Can you give all the records again without altering a single character?

### Records for the task
================================
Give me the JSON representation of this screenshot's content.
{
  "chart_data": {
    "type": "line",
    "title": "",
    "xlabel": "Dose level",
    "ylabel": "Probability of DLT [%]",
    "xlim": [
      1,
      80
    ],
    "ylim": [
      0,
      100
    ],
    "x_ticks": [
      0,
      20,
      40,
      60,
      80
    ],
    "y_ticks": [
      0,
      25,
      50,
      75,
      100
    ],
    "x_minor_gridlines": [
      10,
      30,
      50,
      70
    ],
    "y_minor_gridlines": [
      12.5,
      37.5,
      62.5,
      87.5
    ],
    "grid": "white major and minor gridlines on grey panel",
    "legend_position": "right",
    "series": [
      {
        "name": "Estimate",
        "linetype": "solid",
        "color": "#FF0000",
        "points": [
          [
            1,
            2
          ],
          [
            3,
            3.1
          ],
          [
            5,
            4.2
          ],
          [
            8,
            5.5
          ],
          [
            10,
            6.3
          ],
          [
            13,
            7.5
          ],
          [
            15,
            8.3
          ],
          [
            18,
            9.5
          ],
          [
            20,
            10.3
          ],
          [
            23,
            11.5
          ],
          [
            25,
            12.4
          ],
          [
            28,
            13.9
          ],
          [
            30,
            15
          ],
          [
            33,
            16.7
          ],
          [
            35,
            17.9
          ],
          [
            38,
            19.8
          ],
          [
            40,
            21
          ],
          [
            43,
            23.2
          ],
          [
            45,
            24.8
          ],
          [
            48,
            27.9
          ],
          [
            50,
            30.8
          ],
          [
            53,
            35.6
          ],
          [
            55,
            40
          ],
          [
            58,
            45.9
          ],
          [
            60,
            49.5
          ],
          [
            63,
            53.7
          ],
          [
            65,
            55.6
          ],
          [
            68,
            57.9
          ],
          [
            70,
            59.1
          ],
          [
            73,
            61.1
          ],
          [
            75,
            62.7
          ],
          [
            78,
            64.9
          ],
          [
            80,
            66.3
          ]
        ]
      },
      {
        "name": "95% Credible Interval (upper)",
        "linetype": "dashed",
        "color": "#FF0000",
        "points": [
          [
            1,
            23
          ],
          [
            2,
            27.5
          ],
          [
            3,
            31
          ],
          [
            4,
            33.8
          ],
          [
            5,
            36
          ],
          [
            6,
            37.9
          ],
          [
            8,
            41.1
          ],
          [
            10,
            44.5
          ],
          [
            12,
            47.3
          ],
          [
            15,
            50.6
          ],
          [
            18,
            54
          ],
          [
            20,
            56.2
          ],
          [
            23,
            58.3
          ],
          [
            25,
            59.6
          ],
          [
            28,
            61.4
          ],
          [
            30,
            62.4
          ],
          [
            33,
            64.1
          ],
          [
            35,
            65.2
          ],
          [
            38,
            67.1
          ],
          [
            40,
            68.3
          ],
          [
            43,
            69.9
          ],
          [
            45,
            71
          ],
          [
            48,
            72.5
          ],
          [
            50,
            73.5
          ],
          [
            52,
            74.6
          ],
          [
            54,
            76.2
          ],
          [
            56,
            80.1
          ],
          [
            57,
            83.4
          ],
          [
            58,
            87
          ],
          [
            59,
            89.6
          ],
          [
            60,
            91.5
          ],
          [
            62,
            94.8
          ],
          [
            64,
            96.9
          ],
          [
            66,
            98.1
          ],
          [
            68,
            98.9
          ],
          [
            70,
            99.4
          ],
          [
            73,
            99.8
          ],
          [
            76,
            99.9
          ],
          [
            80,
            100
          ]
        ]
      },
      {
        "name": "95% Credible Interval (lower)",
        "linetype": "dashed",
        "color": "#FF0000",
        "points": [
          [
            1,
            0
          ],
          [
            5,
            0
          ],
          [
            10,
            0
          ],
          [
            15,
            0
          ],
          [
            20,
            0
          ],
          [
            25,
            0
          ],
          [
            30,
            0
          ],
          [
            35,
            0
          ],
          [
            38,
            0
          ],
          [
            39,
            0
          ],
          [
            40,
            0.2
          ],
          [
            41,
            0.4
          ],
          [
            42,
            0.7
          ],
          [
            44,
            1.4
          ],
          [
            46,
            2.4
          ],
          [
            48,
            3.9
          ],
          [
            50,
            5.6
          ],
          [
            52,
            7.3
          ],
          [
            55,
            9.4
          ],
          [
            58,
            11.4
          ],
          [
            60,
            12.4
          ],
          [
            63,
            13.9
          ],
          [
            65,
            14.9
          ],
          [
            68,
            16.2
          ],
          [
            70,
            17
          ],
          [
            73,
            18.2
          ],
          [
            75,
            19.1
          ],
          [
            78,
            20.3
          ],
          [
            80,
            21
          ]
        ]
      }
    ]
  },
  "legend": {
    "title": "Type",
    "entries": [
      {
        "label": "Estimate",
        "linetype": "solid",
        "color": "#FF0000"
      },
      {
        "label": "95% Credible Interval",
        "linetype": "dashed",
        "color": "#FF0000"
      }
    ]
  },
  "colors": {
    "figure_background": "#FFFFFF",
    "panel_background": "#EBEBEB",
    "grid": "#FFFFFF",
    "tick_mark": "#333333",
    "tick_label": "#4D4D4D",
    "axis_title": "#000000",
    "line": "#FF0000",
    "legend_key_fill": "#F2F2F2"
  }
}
================================
### Answer to this problem
Give me the JSON representation of this screenshot's content.
{
  "chart_data": {
    "type": "line",
    "title": "",
    "xlabel": "Dose level",
    "ylabel": "Probability of DLT [%]",
    "xlim": [
      1,
      80
    ],
    "ylim": [
      0,
      100
    ],
    "x_ticks": [
      0,
      20,
      40,
      60,
      80
    ],
    "y_ticks": [
      0,
      25,
      50,
      75,
      100
    ],
    "x_minor_gridlines": [
      10,
      30,
      50,
      70
    ],
    "y_minor_gridlines": [
      12.5,
      37.5,
      62.5,
      87.5
    ],
    "grid": "white major and minor gridlines on grey panel",
    "legend_position": "right",
    "series": [
      {
        "name": "Estimate",
        "linetype": "solid",
        "color": "#FF0000",
        "points": [
          [
            1,
            2
          ],
          [
            3,
            3.1
          ],
          [
            5,
            4.2
          ],
          [
            8,
            5.5
          ],
          [
            10,
            6.3
          ],
          [
            13,
            7.5
          ],
          [
            15,
            8.3
          ],
          [
            18,
            9.5
          ],
          [
            20,
            10.3
          ],
          [
            23,
            11.5
          ],
          [
            25,
            12.4
          ],
          [
            28,
            13.9
          ],
          [
            30,
            15
          ],
          [
            33,
            16.7
          ],
          [
            35,
            17.9
          ],
          [
            38,
            19.8
          ],
          [
            40,
            21
          ],
          [
            43,
            23.2
          ],
          [
            45,
            24.8
          ],
          [
            48,
            27.9
          ],
          [
            50,
            30.8
          ],
          [
            53,
            35.6
          ],
          [
            55,
            40
          ],
          [
            58,
            45.9
          ],
          [
            60,
            49.5
          ],
          [
            63,
            53.7
          ],
          [
            65,
            55.6
          ],
          [
            68,
            57.9
          ],
          [
            70,
            59.1
          ],
          [
            73,
            61.1
          ],
          [
            75,
            62.7
          ],
          [
            78,
            64.9
          ],
          [
            80,
            66.3
          ]
        ]
      },
      {
        "name": "95% Credible Interval (upper)",
        "linetype": "dashed",
        "color": "#FF0000",
        "points": [
          [
            1,
            23
          ],
          [
            2,
            27.5
          ],
          [
            3,
            31
          ],
          [
            4,
            33.8
          ],
          [
            5,
            36
          ],
          [
            6,
            37.9
          ],
          [
            8,
            41.1
          ],
          [
            10,
            44.5
          ],
          [
            12,
            47.3
          ],
          [
            15,
            50.6
          ],
          [
            18,
            54
          ],
          [
            20,
            56.2
          ],
          [
            23,
            58.3
          ],
          [
            25,
            59.6
          ],
          [
            28,
            61.4
          ],
          [
            30,
            62.4
          ],
          [
            33,
            64.1
          ],
          [
            35,
            65.2
          ],
          [
            38,
            67.1
          ],
          [
            40,
            68.3
          ],
          [
            43,
            69.9
          ],
          [
            45,
            71
          ],
          [
            48,
            72.5
          ],
          [
            50,
            73.5
          ],
          [
            52,
            74.6
          ],
          [
            54,
            76.2
          ],
          [
            56,
            80.1
          ],
          [
            57,
            83.4
          ],
          [
            58,
            87
          ],
          [
            59,
            89.6
          ],
          [
            60,
            91.5
          ],
          [
            62,
            94.8
          ],
          [
            64,
            96.9
          ],
          [
            66,
            98.1
          ],
          [
            68,
            98.9
          ],
          [
            70,
            99.4
          ],
          [
            73,
            99.8
          ],
          [
            76,
            99.9
          ],
          [
            80,
            100
          ]
        ]
      },
      {
        "name": "95% Credible Interval (lower)",
        "linetype": "dashed",
        "color": "#FF0000",
        "points": [
          [
            1,
            0
          ],
          [
            5,
            0
          ],
          [
            10,
            0
          ],
          [
            15,
            0
          ],
          [
            20,
            0
          ],
          [
            25,
            0
          ],
          [
            30,
            0
          ],
          [
            35,
            0
          ],
          [
            38,
            0
          ],
          [
            39,
            0
          ],
          [
            40,
            0.2
          ],
          [
            41,
            0.4
          ],
          [
            42,
            0.7
          ],
          [
            44,
            1.4
          ],
          [
            46,
            2.4
          ],
          [
            48,
            3.9
          ],
          [
            50,
            5.6
          ],
          [
            52,
            7.3
          ],
          [
            55,
            9.4
          ],
          [
            58,
            11.4
          ],
          [
            60,
            12.4
          ],
          [
            63,
            13.9
          ],
          [
            65,
            14.9
          ],
          [
            68,
            16.2
          ],
          [
            70,
            17
          ],
          [
            73,
            18.2
          ],
          [
            75,
            19.1
          ],
          [
            78,
            20.3
          ],
          [
            80,
            21
          ]
        ]
      }
    ]
  },
  "legend": {
    "title": "Type",
    "entries": [
      {
        "label": "Estimate",
        "linetype": "solid",
        "color": "#FF0000"
      },
      {
        "label": "95% Credible Interval",
        "linetype": "dashed",
        "color": "#FF0000"
      }
    ]
  },
  "colors": {
    "figure_background": "#FFFFFF",
    "panel_background": "#EBEBEB",
    "grid": "#FFFFFF",
    "tick_mark": "#333333",
    "tick_label": "#4D4D4D",
    "axis_title": "#000000",
    "line": "#FF0000",
    "legend_key_fill": "#F2F2F2"
  }
}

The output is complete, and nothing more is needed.